Task to complete —
Write out every entry exactly as it appears.

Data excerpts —
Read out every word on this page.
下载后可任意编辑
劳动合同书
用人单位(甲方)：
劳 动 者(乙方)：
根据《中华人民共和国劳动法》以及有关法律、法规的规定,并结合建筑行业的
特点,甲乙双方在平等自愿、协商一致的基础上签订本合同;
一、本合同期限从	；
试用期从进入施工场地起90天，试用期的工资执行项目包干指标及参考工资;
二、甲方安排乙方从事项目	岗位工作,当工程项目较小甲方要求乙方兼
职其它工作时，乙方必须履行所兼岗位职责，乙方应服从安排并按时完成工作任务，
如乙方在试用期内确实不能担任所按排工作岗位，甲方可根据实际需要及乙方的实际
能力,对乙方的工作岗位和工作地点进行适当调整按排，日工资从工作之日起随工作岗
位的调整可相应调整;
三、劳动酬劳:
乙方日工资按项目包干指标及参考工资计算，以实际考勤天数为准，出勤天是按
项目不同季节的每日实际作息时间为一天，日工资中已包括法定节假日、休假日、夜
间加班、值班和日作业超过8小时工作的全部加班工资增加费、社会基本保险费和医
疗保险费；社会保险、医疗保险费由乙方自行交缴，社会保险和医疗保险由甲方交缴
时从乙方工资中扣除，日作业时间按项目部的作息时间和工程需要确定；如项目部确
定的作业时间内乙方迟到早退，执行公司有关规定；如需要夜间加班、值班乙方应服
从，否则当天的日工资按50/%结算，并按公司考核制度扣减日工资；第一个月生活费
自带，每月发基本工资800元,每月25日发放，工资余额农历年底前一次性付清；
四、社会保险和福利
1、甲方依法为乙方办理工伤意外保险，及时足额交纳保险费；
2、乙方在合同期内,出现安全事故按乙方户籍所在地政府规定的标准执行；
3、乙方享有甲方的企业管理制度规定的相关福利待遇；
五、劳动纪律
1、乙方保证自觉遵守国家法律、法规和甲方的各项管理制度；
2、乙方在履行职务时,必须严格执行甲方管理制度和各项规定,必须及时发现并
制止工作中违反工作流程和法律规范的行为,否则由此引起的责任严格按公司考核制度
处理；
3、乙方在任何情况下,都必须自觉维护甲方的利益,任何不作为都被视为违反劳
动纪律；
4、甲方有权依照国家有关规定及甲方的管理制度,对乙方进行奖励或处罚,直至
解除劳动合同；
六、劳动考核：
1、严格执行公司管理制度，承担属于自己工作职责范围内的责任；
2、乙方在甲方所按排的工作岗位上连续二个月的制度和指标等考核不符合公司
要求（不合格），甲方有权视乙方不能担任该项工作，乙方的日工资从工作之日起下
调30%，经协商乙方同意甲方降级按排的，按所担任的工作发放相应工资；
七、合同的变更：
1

Reply —
Read out every word on this page.
下载后可任意编辑
劳动合同书
用人单位(甲方)：
劳 动 者(乙方)：
根据《中华人民共和国劳动法》以及有关法律、法规的规定,并结合建筑行业的
特点,甲乙双方在平等自愿、协商一致的基础上签订本合同;
一、本合同期限从	；
试用期从进入施工场地起90天，试用期的工资执行项目包干指标及参考工资;
二、甲方安排乙方从事项目	岗位工作,当工程项目较小甲方要求乙方兼
职其它工作时，乙方必须履行所兼岗位职责，乙方应服从安排并按时完成工作任务，
如乙方在试用期内确实不能担任所按排工作岗位，甲方可根据实际需要及乙方的实际
能力,对乙方的工作岗位和工作地点进行适当调整按排，日工资从工作之日起随工作岗
位的调整可相应调整;
三、劳动酬劳:
乙方日工资按项目包干指标及参考工资计算，以实际考勤天数为准，出勤天是按
项目不同季节的每日实际作息时间为一天，日工资中已包括法定节假日、休假日、夜
间加班、值班和日作业超过8小时工作的全部加班工资增加费、社会基本保险费和医
疗保险费；社会保险、医疗保险费由乙方自行交缴，社会保险和医疗保险由甲方交缴
时从乙方工资中扣除，日作业时间按项目部的作息时间和工程需要确定；如项目部确
定的作业时间内乙方迟到早退，执行公司有关规定；如需要夜间加班、值班乙方应服
从，否则当天的日工资按50/%结算，并按公司考核制度扣减日工资；第一个月生活费
自带，每月发基本工资800元,每月25日发放，工资余额农历年底前一次性付清；
四、社会保险和福利
1、甲方依法为乙方办理工伤意外保险，及时足额交纳保险费；
2、乙方在合同期内,出现安全事故按乙方户籍所在地政府规定的标准执行；
3、乙方享有甲方的企业管理制度规定的相关福利待遇；
五、劳动纪律
1、乙方保证自觉遵守国家法律、法规和甲方的各项管理制度；
2、乙方在履行职务时,必须严格执行甲方管理制度和各项规定,必须及时发现并
制止工作中违反工作流程和法律规范的行为,否则由此引起的责任严格按公司考核制度
处理；
3、乙方在任何情况下,都必须自觉维护甲方的利益,任何不作为都被视为违反劳
动纪律；
4、甲方有权依照国家有关规定及甲方的管理制度,对乙方进行奖励或处罚,直至
解除劳动合同；
六、劳动考核：
1、严格执行公司管理制度，承担属于自己工作职责范围内的责任；
2、乙方在甲方所按排的工作岗位上连续二个月的制度和指标等考核不符合公司
要求（不合格），甲方有权视乙方不能担任该项工作，乙方的日工资从工作之日起下
调30%，经协商乙方同意甲方降级按排的，按所担任的工作发放相应工资；
七、合同的变更：
1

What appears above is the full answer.